## Problem requirements
Return every line of the data below that includes the string "some".

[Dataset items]
::::::::::
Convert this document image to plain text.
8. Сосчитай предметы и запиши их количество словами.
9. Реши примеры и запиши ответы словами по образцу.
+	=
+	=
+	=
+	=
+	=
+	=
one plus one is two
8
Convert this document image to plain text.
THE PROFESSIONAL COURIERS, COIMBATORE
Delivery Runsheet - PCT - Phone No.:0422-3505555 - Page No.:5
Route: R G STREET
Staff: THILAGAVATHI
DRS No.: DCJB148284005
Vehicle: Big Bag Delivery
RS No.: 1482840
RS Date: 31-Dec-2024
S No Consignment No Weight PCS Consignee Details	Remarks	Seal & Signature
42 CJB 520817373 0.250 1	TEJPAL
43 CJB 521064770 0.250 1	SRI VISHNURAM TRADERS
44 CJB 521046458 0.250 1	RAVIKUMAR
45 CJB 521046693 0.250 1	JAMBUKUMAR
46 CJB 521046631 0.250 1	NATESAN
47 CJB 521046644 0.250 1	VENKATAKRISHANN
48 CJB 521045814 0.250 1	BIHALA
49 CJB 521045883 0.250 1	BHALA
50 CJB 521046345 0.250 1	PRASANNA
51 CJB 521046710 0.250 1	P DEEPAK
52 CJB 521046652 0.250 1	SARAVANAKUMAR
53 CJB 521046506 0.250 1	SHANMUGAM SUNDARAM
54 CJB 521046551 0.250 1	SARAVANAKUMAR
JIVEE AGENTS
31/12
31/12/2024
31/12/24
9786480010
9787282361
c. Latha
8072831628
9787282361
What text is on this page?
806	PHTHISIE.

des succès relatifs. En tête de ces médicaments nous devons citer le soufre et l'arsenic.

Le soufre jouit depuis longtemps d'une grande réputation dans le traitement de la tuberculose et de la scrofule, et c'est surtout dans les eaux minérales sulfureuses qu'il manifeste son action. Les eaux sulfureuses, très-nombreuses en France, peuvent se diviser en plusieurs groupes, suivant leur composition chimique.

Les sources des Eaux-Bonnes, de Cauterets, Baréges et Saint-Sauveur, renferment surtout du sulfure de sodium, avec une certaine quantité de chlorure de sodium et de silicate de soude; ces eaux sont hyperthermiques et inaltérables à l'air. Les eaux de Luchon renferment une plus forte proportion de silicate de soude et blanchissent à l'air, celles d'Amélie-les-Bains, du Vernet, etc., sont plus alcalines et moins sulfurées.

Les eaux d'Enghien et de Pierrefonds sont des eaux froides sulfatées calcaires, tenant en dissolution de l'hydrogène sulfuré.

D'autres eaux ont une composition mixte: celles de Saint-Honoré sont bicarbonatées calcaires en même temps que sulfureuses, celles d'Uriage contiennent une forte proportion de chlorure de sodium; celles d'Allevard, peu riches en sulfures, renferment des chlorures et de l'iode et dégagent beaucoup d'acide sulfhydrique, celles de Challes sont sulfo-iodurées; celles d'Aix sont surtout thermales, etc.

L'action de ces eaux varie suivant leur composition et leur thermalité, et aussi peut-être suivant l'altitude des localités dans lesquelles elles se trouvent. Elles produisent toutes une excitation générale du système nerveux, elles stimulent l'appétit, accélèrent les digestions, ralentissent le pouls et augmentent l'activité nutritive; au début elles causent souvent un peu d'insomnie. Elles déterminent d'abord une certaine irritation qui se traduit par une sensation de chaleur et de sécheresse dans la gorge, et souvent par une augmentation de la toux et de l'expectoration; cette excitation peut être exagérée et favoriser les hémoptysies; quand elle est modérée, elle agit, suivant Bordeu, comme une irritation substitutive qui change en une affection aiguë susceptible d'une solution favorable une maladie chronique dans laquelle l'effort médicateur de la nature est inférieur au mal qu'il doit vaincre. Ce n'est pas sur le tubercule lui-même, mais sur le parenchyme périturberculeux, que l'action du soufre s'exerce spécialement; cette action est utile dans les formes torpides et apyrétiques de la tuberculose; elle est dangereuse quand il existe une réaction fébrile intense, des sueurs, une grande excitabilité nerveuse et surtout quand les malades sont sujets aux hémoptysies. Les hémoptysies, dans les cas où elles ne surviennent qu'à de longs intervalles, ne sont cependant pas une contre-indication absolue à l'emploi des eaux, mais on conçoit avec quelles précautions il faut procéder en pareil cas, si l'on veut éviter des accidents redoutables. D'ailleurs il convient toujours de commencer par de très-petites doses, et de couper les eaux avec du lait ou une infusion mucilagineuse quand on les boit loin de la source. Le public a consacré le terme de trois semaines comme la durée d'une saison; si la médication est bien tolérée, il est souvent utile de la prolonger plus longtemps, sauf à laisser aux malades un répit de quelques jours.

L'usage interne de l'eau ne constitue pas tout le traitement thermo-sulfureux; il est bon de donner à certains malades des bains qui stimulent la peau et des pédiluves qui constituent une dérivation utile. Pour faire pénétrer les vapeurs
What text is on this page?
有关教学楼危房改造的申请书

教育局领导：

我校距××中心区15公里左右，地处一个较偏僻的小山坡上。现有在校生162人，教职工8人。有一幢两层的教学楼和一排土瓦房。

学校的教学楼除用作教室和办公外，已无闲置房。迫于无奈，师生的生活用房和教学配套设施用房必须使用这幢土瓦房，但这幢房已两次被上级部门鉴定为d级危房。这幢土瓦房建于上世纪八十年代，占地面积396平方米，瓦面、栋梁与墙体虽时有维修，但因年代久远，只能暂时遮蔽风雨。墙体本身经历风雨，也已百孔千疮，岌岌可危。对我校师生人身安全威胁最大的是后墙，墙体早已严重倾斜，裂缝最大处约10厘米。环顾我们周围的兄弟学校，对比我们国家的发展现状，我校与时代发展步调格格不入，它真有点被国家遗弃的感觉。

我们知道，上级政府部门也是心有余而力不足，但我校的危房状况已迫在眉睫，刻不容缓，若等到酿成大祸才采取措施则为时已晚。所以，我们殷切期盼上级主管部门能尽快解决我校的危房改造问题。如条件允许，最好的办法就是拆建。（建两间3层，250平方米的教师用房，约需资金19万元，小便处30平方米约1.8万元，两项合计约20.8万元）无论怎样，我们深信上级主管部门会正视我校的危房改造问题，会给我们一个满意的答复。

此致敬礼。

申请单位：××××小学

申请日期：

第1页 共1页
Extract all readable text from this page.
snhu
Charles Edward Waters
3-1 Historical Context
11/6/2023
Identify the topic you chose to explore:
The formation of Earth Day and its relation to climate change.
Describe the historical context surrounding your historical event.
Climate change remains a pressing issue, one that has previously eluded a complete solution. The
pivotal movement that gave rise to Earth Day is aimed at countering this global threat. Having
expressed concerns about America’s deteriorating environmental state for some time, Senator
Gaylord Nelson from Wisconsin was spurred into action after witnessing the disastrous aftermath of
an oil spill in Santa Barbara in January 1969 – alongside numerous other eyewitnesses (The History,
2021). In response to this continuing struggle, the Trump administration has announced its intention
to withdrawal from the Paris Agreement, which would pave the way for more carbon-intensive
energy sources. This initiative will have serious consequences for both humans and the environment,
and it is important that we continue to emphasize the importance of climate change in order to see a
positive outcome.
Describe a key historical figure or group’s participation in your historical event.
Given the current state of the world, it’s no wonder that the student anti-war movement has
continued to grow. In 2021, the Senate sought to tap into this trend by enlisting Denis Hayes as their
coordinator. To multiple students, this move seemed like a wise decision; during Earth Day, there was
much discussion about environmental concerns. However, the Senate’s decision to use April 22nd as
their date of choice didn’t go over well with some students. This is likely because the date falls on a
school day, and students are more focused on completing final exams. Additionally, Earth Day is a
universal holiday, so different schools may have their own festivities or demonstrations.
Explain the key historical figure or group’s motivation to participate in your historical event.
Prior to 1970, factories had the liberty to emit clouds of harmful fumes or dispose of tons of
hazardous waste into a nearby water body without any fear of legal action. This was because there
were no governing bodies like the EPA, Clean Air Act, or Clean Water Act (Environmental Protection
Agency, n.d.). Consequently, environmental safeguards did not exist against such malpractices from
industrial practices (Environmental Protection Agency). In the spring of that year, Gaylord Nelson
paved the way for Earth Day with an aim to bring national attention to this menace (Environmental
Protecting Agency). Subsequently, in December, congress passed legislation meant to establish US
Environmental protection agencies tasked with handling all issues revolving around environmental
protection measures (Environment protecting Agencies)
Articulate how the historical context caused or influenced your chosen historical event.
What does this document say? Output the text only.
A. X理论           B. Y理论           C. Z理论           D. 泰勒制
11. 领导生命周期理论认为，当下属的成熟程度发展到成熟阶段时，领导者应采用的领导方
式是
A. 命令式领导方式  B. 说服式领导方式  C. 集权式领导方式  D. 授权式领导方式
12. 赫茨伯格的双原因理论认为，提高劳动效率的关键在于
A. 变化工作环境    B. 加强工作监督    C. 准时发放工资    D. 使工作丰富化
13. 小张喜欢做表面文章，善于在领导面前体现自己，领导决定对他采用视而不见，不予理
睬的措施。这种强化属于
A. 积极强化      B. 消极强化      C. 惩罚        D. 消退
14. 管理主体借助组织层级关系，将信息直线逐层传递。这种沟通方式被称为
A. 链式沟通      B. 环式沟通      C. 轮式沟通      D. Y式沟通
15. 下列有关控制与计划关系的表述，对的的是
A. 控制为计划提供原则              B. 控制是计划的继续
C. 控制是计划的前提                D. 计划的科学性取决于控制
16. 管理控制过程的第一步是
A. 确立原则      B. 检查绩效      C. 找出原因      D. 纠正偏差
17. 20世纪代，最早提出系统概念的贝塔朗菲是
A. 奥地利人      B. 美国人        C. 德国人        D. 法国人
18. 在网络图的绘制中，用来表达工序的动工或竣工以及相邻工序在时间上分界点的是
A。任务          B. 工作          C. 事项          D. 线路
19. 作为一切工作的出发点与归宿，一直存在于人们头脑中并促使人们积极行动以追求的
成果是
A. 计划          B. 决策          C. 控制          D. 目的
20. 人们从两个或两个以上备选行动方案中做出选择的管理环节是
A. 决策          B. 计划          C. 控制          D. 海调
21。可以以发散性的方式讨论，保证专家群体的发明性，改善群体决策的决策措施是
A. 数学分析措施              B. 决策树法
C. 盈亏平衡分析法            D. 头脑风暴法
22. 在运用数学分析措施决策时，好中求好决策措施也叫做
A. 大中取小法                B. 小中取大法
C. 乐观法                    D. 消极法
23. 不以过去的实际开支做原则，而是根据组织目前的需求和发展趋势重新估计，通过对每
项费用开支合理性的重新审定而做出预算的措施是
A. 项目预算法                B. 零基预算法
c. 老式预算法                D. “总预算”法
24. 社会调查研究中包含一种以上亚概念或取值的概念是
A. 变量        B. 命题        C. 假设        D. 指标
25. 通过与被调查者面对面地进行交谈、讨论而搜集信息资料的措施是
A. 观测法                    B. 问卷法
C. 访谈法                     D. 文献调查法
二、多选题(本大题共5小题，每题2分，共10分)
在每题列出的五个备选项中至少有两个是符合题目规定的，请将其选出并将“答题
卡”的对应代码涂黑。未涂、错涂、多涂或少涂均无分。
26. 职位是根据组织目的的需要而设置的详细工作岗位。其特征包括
::::::::::
## Task solution
expressed concerns about America’s deteriorating environmental state for some time, Senator
their date of choice didn’t go over well with some students. This is likely because the date falls on a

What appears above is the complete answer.